* _Supplied records_:
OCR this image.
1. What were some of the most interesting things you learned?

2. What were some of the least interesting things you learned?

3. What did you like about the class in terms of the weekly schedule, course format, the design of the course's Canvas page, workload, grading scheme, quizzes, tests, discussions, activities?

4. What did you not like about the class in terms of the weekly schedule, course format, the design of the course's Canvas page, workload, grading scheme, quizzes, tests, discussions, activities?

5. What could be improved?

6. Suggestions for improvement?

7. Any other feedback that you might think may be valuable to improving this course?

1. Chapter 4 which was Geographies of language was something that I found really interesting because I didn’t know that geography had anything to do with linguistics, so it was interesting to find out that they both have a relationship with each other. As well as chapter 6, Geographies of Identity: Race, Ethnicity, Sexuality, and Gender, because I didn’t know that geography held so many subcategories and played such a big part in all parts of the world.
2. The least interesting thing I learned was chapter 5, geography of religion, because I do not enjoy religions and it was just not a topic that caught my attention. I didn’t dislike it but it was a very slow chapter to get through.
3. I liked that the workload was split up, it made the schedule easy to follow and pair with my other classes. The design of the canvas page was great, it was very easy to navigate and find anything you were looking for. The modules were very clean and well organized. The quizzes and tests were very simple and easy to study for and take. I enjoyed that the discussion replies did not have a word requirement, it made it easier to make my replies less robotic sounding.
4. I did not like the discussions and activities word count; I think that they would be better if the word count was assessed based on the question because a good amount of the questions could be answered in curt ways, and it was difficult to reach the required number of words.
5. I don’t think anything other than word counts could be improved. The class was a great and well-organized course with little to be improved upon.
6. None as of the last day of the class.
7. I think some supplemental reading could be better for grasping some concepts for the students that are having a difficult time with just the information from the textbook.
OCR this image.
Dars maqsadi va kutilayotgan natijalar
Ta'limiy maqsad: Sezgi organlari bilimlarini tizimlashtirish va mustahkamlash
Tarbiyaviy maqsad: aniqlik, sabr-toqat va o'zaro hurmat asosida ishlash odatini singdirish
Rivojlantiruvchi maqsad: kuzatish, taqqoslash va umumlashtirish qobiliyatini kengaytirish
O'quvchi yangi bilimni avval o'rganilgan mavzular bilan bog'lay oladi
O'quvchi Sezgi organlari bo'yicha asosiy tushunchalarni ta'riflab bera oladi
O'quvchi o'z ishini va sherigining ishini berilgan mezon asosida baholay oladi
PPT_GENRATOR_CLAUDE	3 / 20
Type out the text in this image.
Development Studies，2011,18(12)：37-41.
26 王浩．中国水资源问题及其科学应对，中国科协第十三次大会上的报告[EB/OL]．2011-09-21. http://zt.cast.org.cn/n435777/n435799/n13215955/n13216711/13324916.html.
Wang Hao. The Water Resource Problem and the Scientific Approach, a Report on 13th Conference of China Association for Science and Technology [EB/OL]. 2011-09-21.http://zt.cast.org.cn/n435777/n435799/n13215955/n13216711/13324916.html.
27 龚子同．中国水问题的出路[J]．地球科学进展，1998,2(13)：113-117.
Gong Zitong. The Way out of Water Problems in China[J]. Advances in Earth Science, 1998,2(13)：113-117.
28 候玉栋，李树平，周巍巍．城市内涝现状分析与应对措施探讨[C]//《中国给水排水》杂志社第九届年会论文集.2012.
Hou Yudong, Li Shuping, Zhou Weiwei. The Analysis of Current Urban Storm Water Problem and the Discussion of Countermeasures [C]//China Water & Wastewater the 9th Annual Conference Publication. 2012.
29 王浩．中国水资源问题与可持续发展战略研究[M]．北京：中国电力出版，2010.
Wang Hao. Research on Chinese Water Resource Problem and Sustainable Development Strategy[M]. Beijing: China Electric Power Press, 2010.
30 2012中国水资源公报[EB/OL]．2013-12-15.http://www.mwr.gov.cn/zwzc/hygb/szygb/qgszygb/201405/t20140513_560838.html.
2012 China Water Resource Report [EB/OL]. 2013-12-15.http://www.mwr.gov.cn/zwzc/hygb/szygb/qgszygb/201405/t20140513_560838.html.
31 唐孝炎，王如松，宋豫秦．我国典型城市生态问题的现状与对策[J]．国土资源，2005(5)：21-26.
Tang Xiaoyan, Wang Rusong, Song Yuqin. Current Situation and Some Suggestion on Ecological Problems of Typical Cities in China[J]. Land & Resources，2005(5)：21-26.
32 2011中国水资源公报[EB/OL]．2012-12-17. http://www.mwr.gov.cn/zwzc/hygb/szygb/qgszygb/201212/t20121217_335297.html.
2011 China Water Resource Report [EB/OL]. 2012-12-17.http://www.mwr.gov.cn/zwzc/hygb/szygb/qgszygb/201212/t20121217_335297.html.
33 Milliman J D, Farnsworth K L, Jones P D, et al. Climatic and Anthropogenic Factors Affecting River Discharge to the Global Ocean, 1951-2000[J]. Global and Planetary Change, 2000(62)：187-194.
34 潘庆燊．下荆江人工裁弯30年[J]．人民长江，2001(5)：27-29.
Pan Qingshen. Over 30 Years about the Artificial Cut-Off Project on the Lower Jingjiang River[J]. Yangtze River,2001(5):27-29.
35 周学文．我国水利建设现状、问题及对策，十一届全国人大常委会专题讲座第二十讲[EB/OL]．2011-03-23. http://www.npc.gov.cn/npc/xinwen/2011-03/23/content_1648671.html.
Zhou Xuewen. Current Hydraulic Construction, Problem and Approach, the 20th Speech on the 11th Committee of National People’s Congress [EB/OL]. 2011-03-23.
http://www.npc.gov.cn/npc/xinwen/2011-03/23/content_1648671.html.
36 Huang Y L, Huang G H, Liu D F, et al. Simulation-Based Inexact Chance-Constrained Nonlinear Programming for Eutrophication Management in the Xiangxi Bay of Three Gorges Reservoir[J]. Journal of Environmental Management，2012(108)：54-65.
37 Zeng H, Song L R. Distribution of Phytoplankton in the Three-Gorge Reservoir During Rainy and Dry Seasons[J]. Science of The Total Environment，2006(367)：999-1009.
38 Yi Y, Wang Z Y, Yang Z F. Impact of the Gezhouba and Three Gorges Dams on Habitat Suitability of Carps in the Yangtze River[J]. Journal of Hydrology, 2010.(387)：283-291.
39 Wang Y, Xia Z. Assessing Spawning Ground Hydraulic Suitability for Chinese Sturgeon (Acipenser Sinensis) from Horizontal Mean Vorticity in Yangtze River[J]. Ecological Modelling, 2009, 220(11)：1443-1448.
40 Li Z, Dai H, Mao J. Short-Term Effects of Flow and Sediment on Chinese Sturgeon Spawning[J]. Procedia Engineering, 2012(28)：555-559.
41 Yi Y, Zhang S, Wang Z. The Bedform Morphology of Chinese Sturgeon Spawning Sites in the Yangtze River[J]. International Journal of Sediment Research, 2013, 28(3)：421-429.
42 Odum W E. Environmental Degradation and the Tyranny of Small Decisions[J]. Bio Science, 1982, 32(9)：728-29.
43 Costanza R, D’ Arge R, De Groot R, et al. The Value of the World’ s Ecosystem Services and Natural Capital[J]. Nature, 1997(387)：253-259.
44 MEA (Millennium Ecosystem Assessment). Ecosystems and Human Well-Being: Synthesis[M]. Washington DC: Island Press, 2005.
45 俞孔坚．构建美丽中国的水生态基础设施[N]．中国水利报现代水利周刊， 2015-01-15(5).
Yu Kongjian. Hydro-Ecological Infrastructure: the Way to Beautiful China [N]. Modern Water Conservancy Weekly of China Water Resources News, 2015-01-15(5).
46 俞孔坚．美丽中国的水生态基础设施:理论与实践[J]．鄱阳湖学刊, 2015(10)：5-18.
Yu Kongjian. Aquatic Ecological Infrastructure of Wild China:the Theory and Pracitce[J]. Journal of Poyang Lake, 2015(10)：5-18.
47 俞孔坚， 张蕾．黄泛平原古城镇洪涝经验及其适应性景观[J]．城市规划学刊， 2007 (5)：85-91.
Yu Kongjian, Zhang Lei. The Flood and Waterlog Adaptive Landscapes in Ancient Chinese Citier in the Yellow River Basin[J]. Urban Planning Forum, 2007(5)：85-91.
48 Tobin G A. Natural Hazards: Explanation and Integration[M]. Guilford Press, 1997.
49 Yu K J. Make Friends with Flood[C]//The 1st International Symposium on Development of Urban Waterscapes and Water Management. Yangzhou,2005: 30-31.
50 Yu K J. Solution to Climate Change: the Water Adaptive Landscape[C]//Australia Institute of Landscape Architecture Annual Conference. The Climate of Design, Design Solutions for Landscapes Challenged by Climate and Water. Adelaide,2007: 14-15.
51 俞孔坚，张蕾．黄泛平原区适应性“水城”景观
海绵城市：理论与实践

* _Requirement_: Scan the lines above for "didn", then copy every one that has it.

* _Full output_:
1. Chapter 4 which was Geographies of language was something that I found really interesting because I didn’t know that geography had anything to do with linguistics, so it was interesting to find out that they both have a relationship with each other. As well as chapter 6, Geographies of Identity: Race, Ethnicity, Sexuality, and Gender, because I didn’t know that geography held so many subcategories and played such a big part in all parts of the world.
2. The least interesting thing I learned was chapter 5, geography of religion, because I do not enjoy religions and it was just not a topic that caught my attention. I didn’t dislike it but it was a very slow chapter to get through.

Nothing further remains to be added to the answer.